• [GOAL]: Copy out each line below that has the word "bassin" in it.

• [MATERIAL TO PROCESS]:
----------------------------------------

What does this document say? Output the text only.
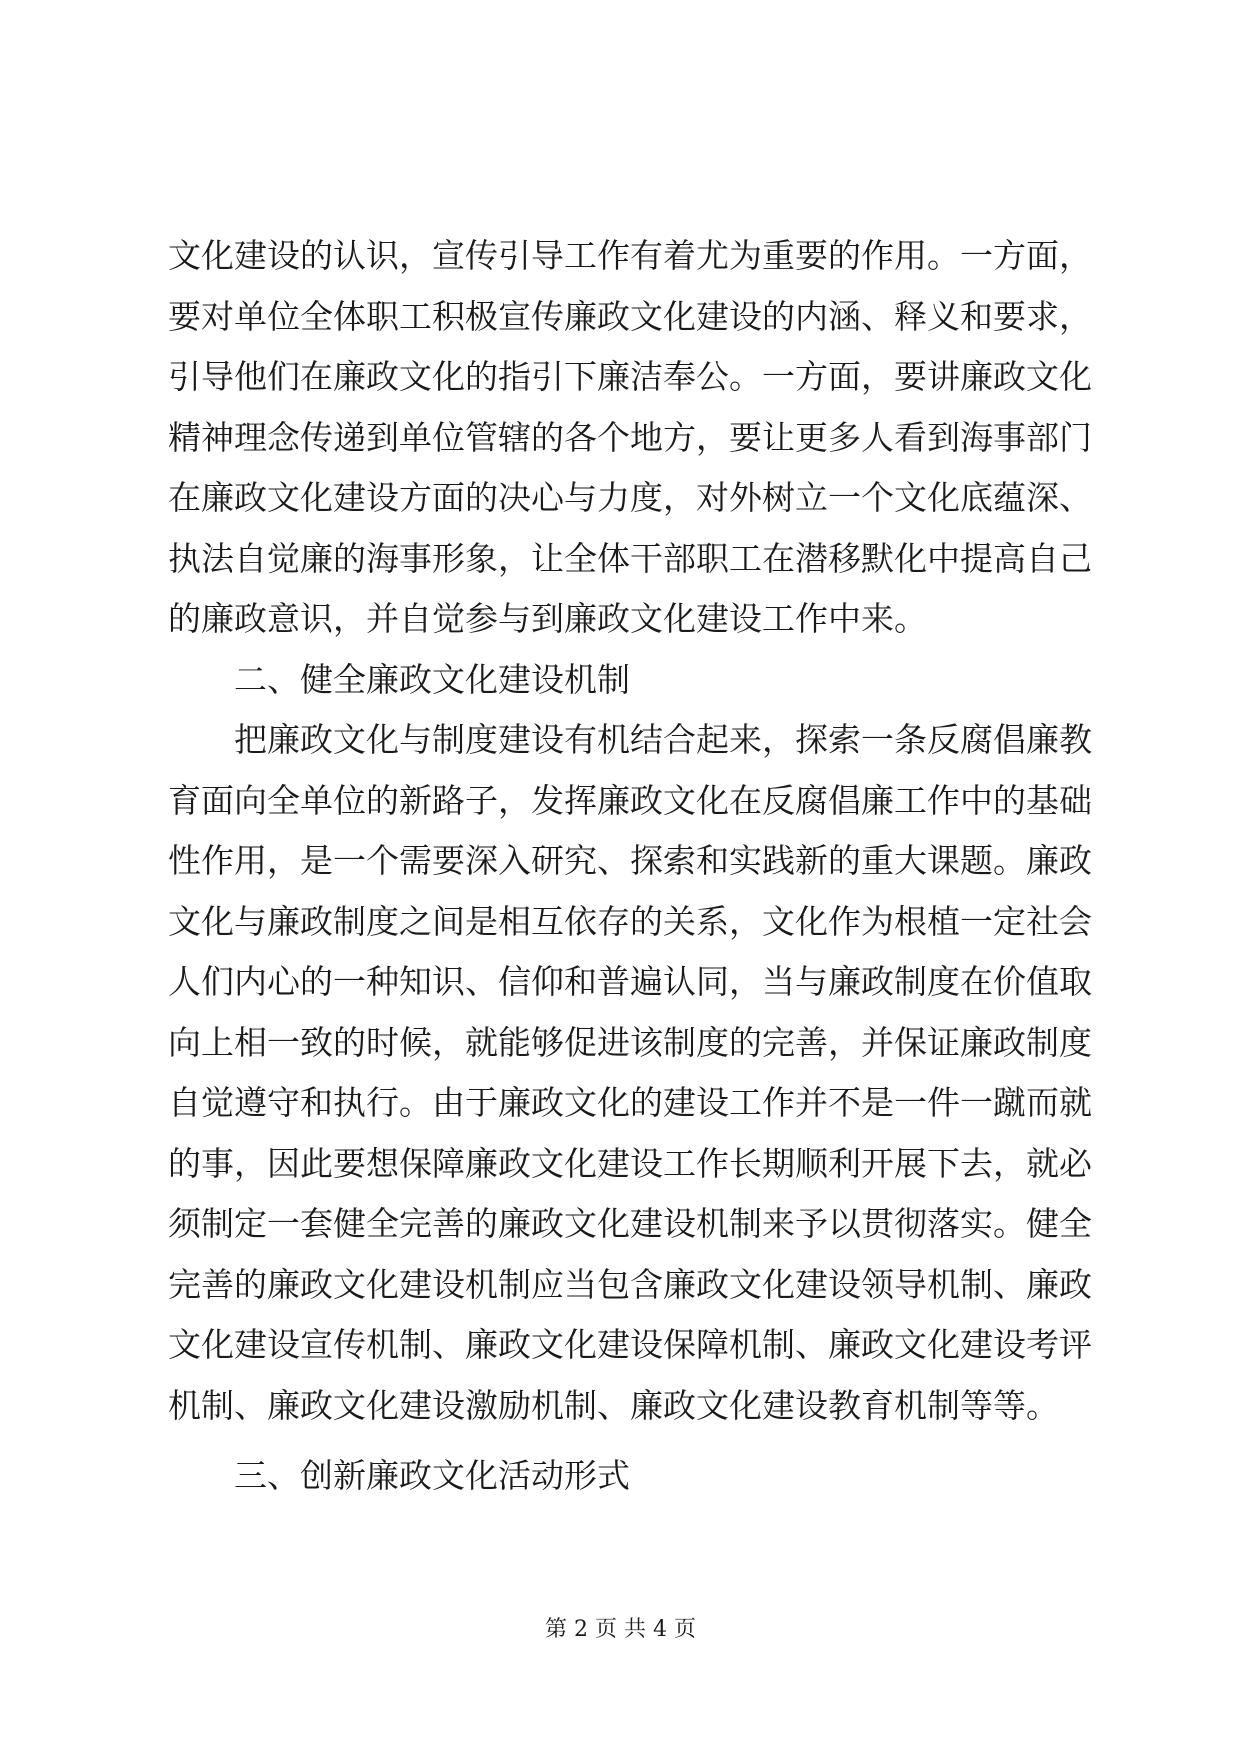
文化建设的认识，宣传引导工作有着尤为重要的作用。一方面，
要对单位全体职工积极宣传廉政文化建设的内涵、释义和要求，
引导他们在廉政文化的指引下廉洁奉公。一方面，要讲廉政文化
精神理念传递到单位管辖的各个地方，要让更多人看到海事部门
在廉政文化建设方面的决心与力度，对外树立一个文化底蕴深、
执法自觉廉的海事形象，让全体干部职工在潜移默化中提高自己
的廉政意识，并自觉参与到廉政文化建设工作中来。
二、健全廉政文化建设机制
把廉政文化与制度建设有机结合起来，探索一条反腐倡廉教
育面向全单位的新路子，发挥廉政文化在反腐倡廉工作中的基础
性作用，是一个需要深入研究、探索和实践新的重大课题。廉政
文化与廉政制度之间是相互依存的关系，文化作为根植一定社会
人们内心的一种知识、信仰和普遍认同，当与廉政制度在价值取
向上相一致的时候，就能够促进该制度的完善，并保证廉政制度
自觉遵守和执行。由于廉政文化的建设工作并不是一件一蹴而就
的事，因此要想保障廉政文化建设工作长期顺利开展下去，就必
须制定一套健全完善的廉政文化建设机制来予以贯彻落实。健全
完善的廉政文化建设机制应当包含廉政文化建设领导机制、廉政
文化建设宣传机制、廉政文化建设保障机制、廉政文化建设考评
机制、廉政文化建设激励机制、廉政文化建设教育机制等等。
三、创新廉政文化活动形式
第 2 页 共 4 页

----------------------------------------

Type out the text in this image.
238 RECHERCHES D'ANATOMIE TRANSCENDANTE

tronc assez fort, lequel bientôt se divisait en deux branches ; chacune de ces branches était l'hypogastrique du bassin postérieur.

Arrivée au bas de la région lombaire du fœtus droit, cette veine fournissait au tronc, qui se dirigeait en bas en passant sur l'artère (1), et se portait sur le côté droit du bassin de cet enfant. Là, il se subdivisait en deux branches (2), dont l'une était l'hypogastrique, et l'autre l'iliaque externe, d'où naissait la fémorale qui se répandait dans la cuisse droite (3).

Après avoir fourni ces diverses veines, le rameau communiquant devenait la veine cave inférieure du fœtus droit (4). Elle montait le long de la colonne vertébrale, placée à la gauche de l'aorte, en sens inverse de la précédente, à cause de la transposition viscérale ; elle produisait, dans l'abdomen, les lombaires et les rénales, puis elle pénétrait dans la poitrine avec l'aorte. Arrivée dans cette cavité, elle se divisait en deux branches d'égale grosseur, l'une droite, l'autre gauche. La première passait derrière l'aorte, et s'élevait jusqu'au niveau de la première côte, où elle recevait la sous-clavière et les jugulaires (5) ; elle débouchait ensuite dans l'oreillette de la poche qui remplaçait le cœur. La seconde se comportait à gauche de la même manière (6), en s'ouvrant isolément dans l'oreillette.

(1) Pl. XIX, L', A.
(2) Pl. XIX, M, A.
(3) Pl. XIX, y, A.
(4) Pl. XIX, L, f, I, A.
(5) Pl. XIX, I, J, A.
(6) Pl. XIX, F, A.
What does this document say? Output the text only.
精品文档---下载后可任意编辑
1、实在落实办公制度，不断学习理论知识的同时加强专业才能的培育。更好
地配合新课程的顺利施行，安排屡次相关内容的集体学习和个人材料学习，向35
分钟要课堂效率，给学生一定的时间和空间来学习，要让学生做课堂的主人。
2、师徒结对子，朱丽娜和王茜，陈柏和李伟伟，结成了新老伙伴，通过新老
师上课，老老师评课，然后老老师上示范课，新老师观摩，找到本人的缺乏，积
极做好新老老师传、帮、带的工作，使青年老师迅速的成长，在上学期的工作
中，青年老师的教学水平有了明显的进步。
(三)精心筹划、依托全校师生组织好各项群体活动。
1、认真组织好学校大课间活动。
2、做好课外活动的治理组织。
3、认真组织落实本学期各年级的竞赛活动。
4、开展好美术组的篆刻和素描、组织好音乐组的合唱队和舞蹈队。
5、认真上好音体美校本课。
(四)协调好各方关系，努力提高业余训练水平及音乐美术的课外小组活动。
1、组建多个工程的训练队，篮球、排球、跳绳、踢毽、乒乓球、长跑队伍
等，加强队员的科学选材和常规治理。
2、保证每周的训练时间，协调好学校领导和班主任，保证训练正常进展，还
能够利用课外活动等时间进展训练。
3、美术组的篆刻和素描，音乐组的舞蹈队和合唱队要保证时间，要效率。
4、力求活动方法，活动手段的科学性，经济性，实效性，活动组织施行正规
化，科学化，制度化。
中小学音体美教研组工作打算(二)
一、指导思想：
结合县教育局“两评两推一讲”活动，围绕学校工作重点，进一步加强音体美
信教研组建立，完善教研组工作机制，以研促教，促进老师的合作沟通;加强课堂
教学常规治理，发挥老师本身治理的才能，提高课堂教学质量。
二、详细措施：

----------------------------------------

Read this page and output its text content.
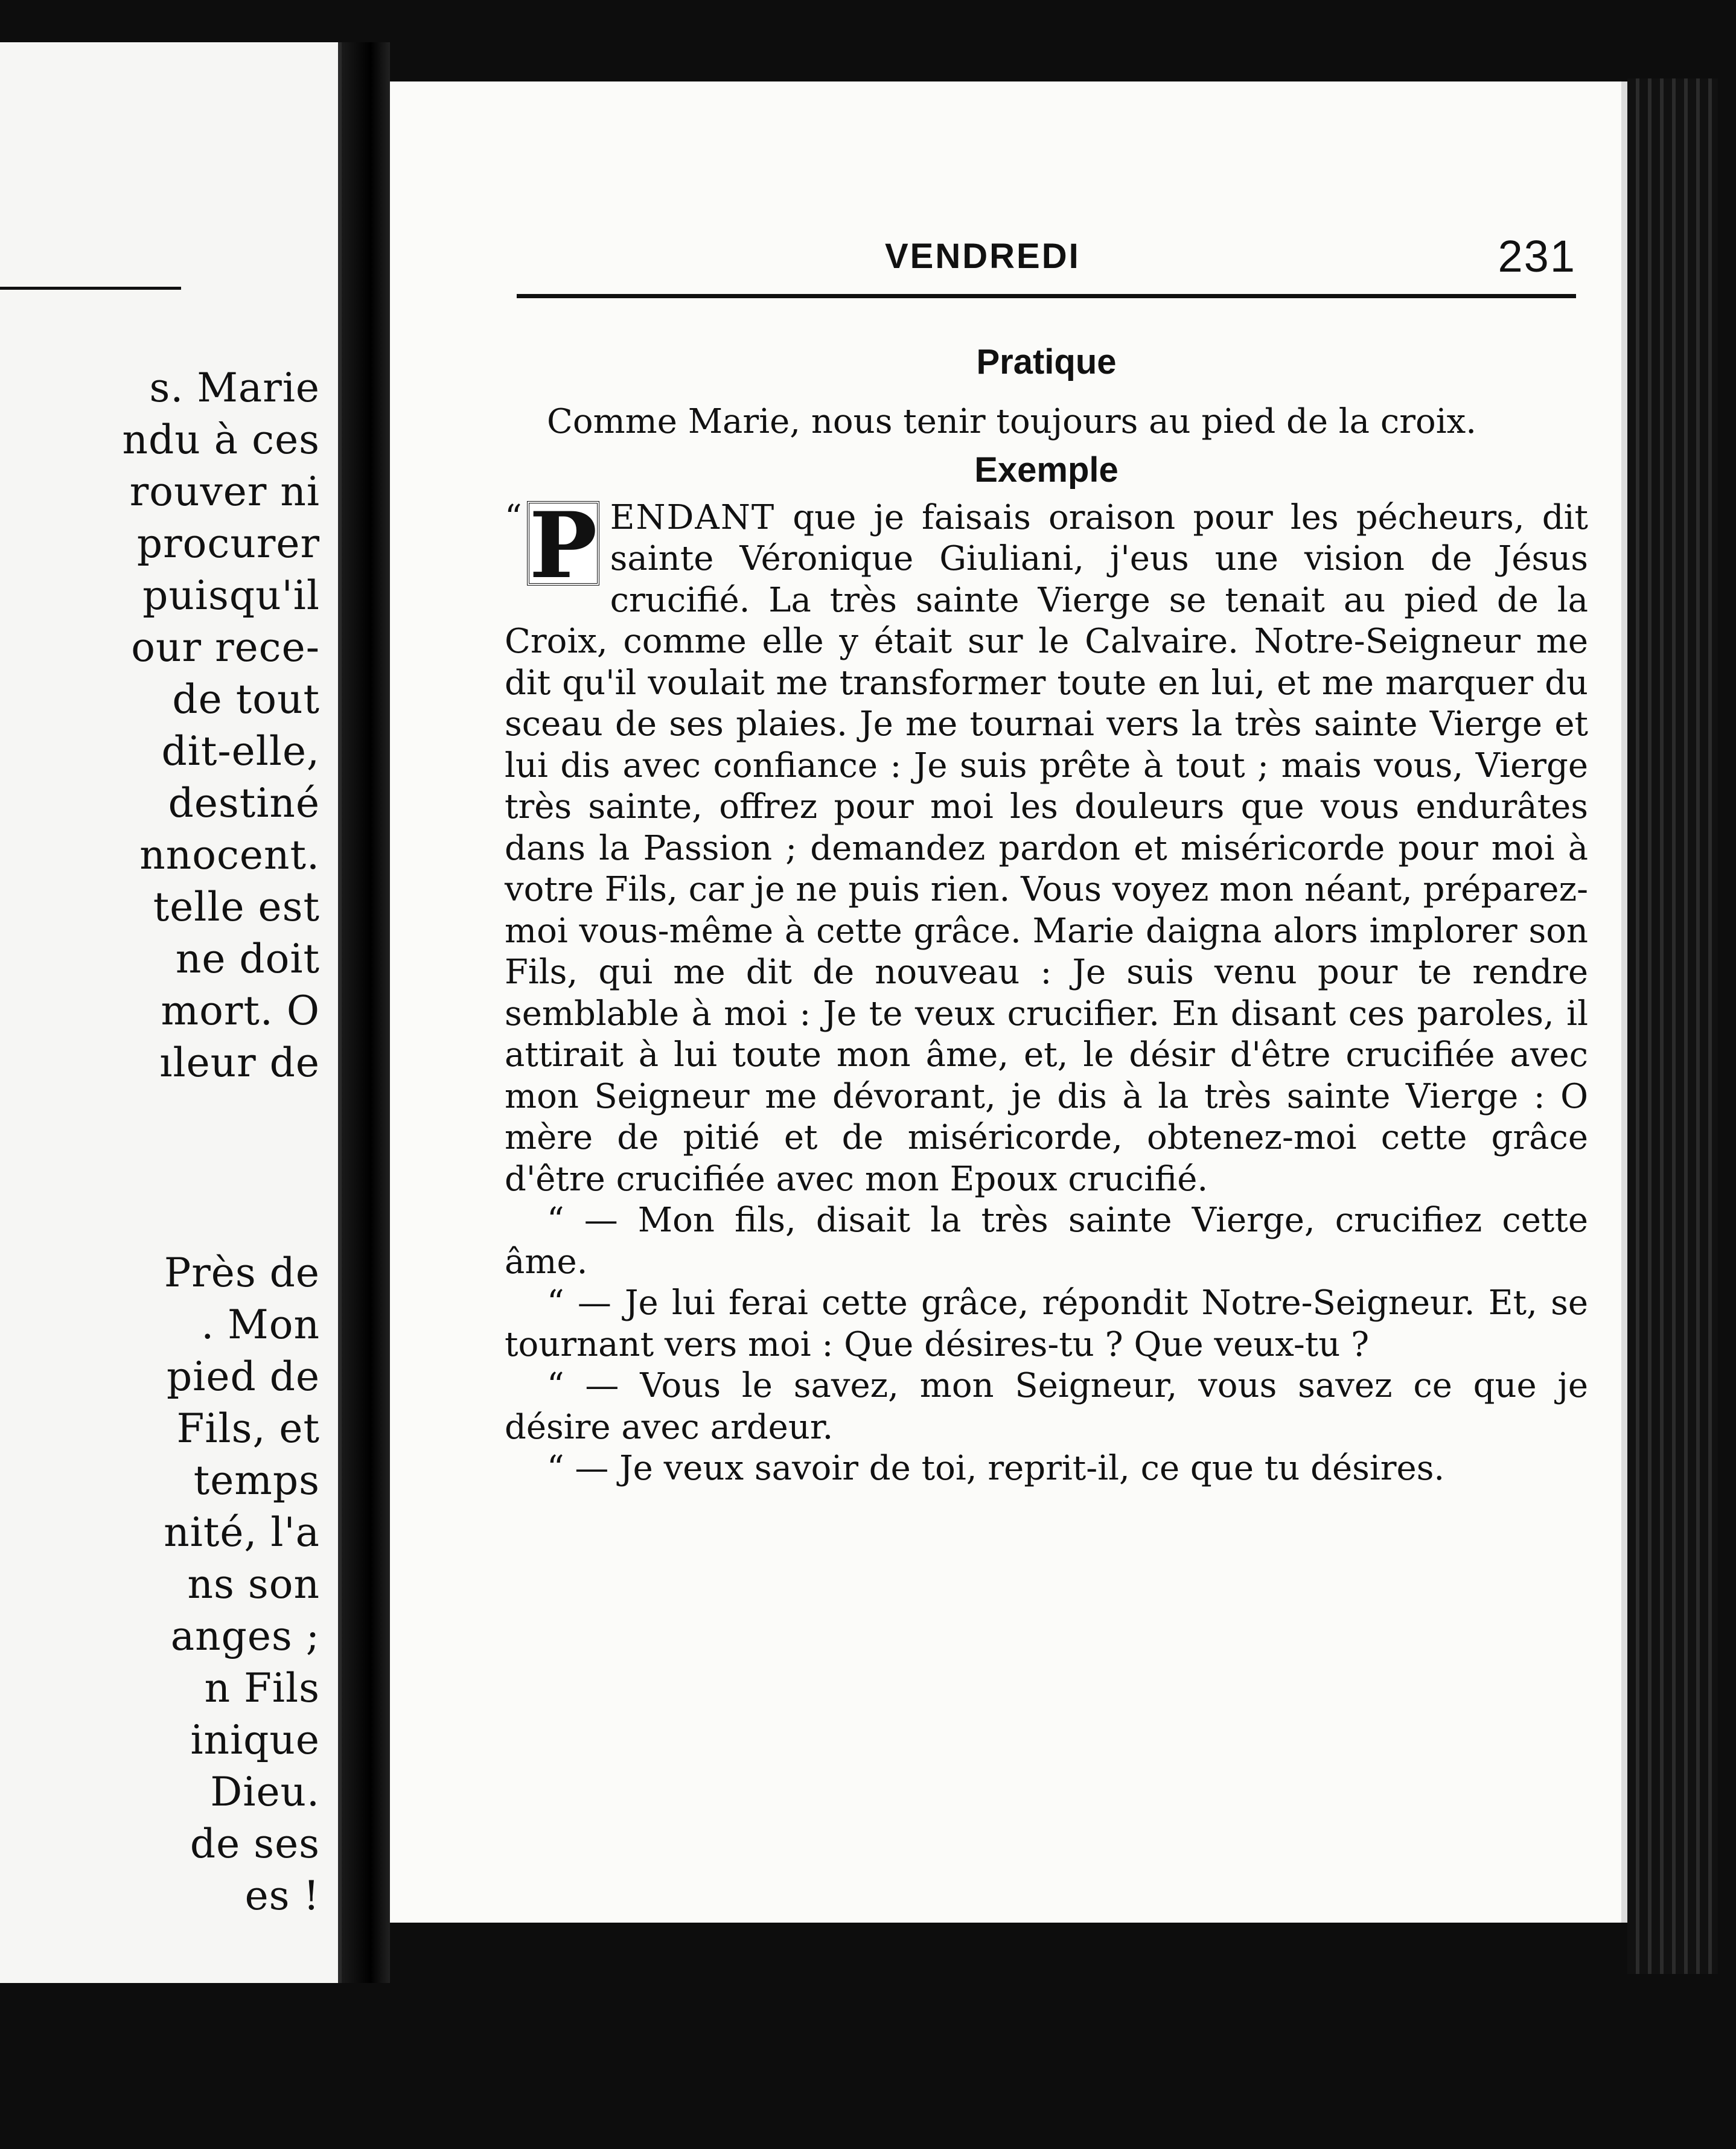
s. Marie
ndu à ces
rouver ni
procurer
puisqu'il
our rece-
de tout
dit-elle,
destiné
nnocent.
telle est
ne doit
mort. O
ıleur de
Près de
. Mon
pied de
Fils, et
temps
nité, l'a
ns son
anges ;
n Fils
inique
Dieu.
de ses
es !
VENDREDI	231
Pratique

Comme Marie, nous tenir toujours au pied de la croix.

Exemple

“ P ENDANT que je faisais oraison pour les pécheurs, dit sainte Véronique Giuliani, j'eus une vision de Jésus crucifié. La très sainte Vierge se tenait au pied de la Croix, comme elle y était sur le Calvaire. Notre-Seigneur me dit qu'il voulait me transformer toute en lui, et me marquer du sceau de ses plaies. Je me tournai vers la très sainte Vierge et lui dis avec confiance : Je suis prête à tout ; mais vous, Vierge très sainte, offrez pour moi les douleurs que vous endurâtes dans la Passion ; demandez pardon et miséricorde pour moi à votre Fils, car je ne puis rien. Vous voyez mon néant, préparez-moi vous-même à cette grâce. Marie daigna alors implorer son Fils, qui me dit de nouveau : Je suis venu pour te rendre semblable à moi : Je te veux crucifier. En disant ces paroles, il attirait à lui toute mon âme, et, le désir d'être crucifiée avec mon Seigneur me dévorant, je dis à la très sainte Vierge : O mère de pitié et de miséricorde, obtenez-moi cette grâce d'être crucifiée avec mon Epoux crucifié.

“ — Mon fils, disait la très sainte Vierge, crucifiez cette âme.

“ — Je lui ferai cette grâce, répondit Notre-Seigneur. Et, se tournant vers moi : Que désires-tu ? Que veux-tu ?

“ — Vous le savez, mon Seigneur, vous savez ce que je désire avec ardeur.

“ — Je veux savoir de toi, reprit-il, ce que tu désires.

----------------------------------------

• [SOLUTION BELOW]:
tronc assez fort, lequel bientôt se divisait en deux branches ; chacune de ces branches était l'hypogastrique du bassin postérieur.
Arrivée au bas de la région lombaire du fœtus droit, cette veine fournissait au tronc, qui se dirigeait en bas en passant sur l'artère (1), et se portait sur le côté droit du bassin de cet enfant. Là, il se subdivisait en deux branches (2), dont l'une était l'hypogastrique, et l'autre l'iliaque externe, d'où naissait la fémorale qui se répandait dans la cuisse droite (3).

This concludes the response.